What you are asked to do =>
Every line in the listing below that holds the word "schon" should be returned.

Records for this exercise =>
******

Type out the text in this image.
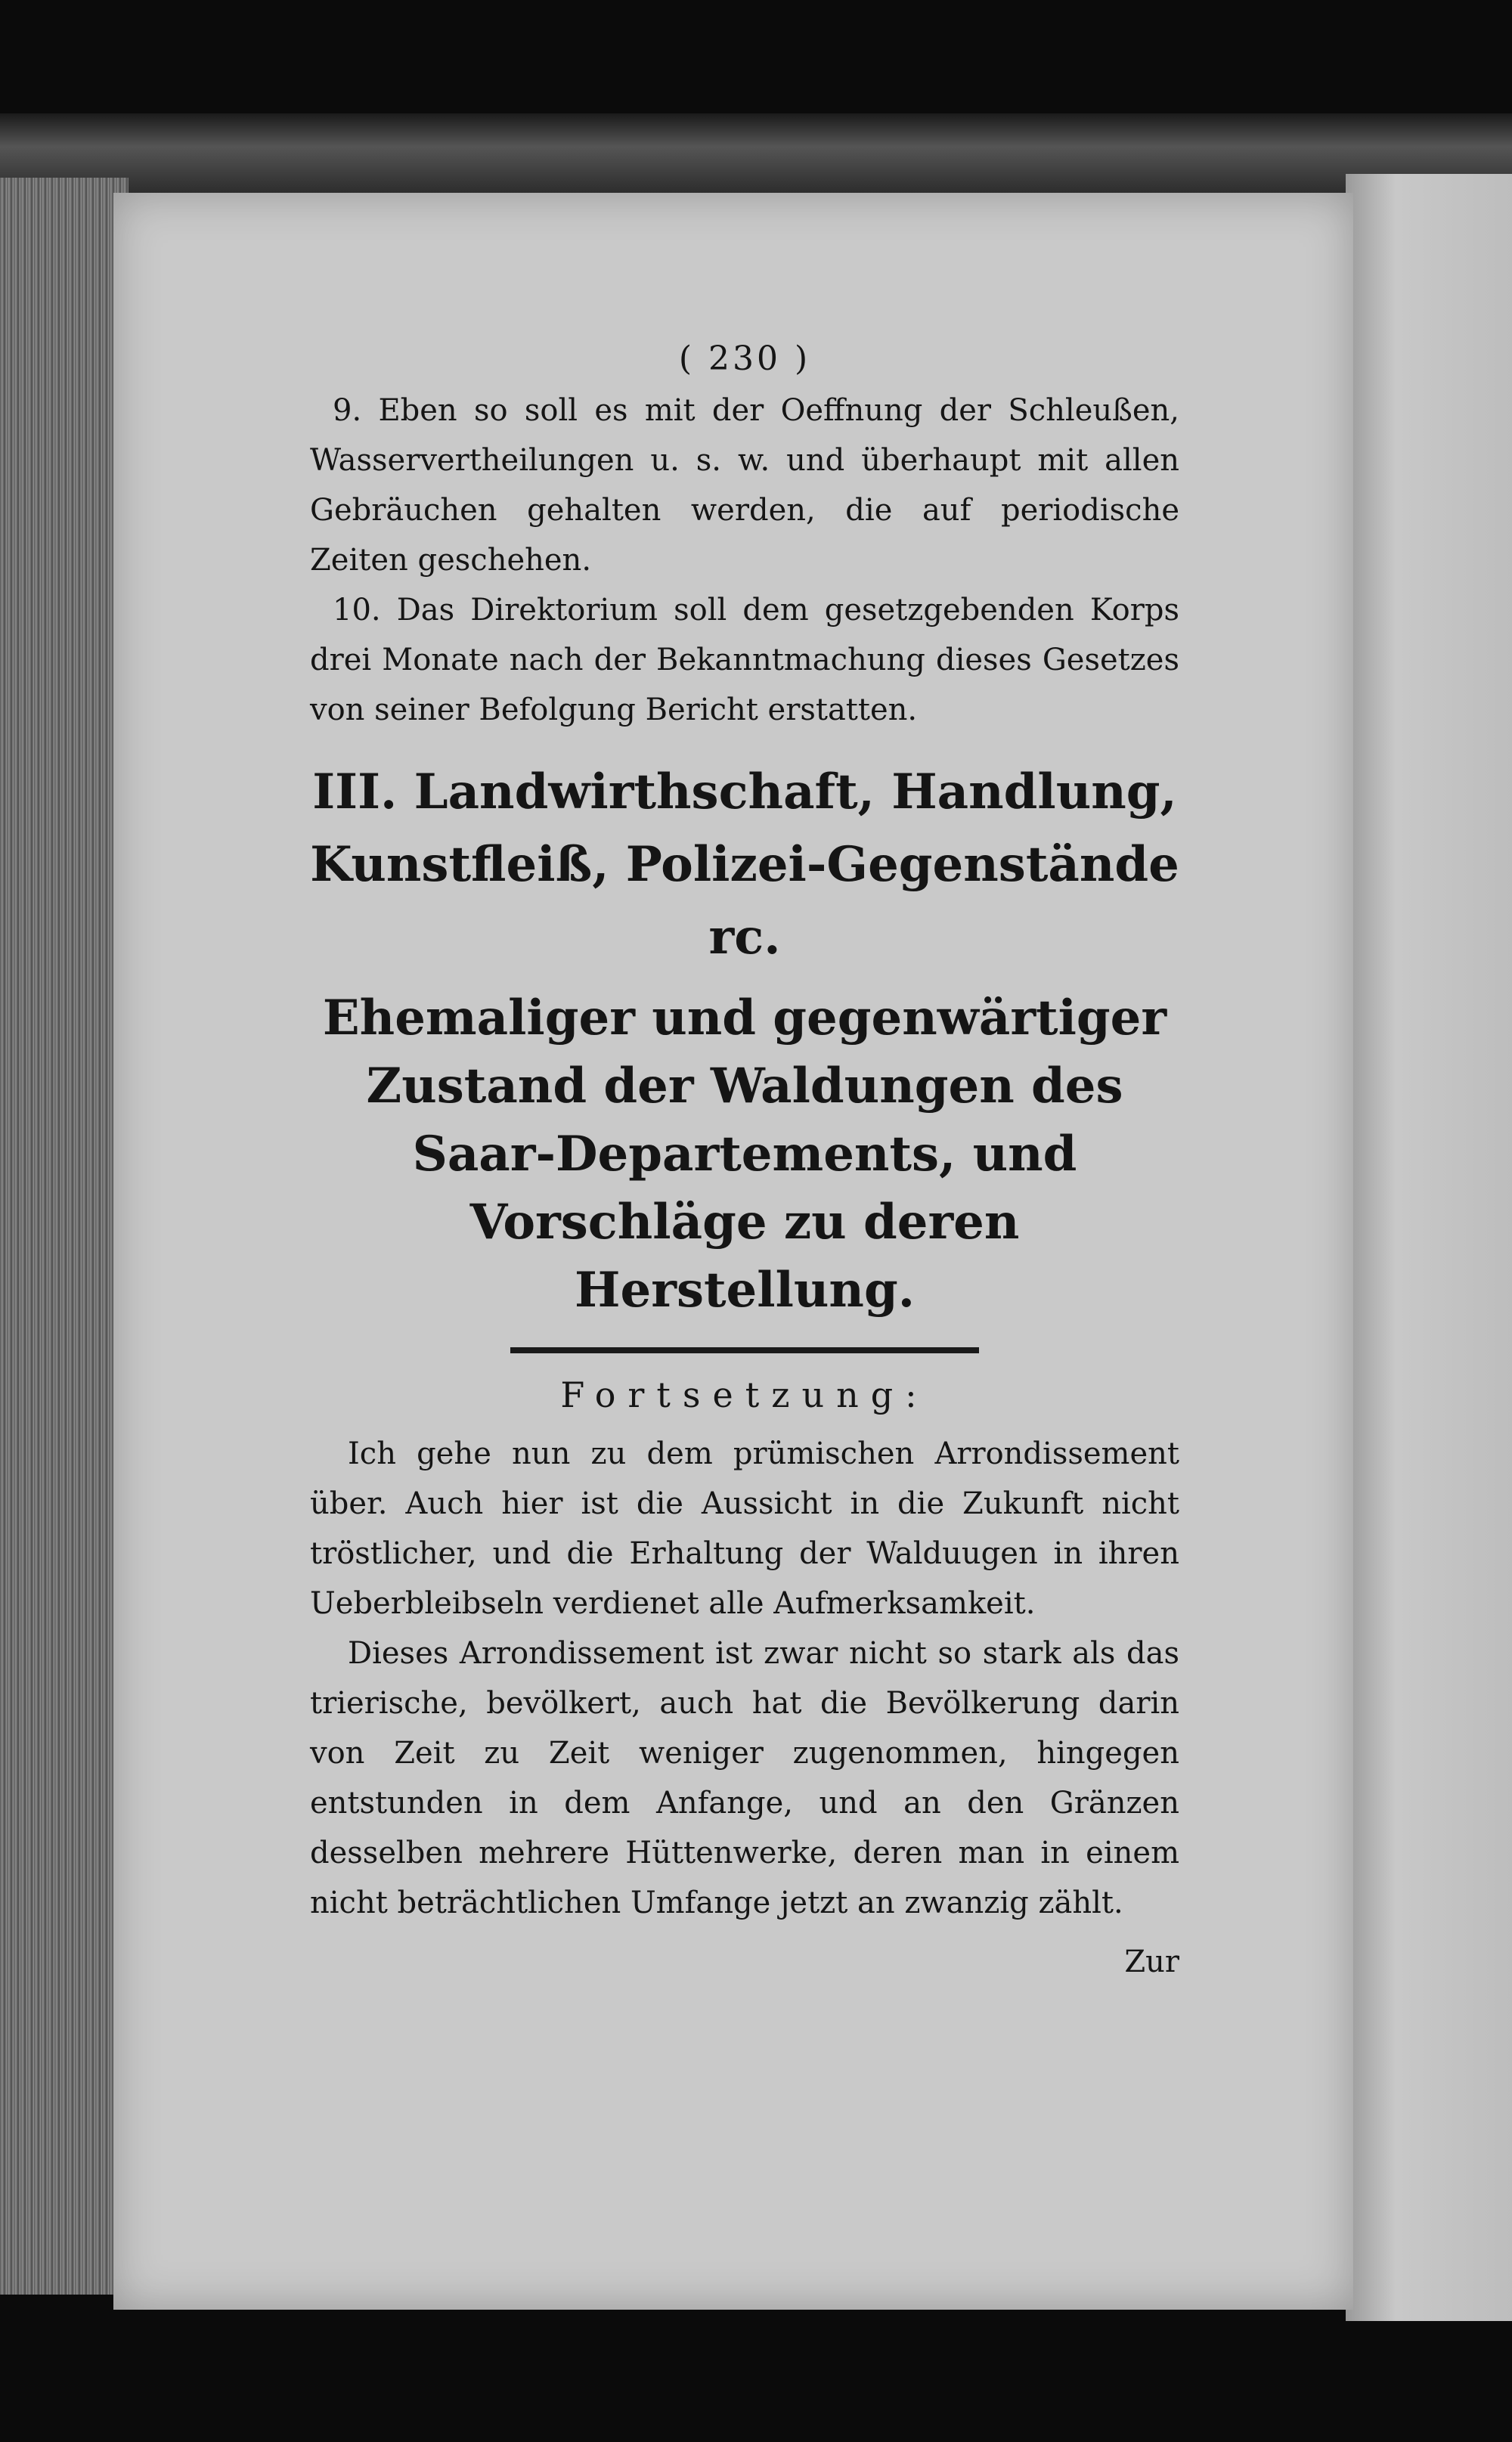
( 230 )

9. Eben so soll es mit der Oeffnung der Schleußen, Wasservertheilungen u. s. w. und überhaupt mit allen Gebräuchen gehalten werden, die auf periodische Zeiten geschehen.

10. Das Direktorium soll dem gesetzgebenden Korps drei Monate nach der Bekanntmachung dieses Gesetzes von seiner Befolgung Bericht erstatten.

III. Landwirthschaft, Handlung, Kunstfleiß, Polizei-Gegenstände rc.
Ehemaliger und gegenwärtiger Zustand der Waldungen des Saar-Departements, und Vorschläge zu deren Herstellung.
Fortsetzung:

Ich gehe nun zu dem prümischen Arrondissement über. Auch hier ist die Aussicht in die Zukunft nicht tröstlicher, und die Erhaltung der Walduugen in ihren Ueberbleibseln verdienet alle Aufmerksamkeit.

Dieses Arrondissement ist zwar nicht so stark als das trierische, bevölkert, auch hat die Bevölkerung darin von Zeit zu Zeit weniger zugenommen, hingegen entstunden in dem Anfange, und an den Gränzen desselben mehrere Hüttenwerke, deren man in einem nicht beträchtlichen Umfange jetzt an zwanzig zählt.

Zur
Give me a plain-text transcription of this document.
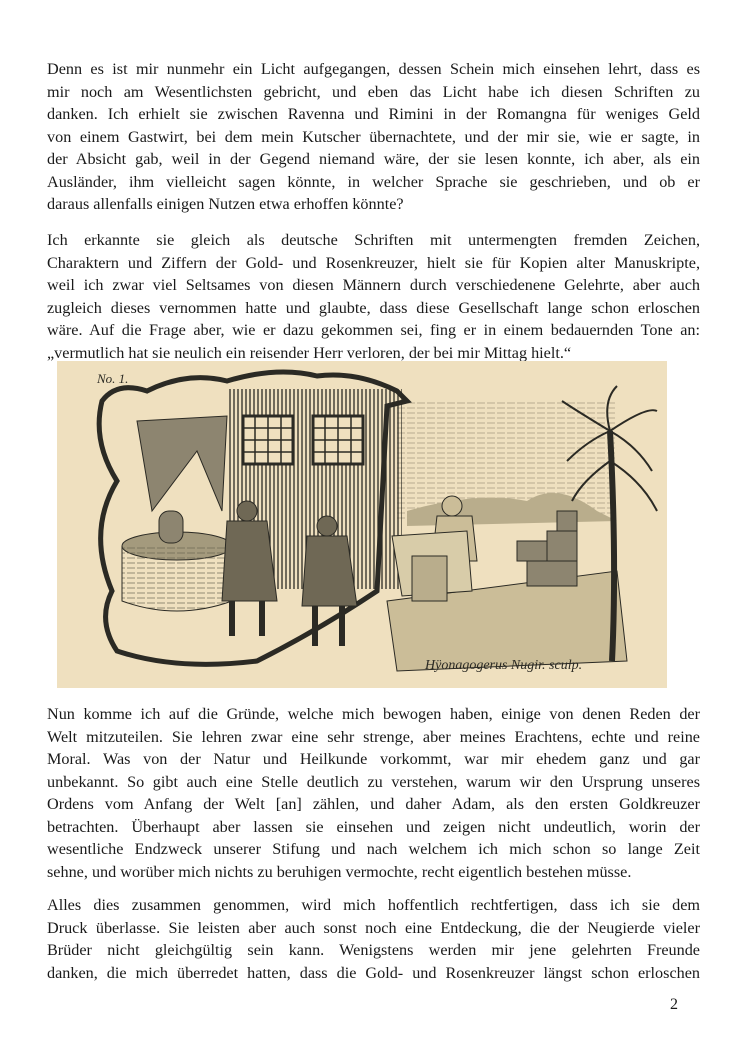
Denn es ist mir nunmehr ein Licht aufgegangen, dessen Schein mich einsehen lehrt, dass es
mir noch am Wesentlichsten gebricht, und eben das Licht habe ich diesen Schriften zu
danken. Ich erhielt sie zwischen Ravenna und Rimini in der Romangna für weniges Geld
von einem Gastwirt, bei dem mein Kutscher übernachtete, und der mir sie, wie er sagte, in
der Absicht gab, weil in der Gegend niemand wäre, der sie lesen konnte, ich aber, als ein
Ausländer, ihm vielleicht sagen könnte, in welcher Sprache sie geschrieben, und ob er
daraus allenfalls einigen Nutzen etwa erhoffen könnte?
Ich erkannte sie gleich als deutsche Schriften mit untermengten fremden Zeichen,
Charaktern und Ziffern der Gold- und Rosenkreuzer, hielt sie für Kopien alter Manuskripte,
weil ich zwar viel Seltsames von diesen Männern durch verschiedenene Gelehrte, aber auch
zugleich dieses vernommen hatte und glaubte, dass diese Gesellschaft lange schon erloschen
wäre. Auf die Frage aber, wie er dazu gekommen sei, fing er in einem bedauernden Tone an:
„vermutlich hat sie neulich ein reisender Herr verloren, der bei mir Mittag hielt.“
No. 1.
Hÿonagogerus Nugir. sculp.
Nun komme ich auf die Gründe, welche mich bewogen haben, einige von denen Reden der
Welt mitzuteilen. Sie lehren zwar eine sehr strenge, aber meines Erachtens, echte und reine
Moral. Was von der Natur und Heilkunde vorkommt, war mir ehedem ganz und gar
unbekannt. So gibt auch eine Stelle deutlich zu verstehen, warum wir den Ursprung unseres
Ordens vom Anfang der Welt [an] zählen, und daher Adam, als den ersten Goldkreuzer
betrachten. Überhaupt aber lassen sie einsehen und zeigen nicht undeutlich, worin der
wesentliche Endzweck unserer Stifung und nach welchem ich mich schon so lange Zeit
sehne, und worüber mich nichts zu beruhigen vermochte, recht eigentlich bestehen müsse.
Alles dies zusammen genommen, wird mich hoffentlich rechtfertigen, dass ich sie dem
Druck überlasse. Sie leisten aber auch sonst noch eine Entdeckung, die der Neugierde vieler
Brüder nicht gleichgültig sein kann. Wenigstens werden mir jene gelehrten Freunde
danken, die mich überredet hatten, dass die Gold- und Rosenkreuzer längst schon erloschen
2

******

Answer space =>
zugleich dieses vernommen hatte und glaubte, dass diese Gesellschaft lange schon erloschen
wesentliche Endzweck unserer Stifung und nach welchem ich mich schon so lange Zeit
danken, die mich überredet hatten, dass die Gold- und Rosenkreuzer längst schon erloschen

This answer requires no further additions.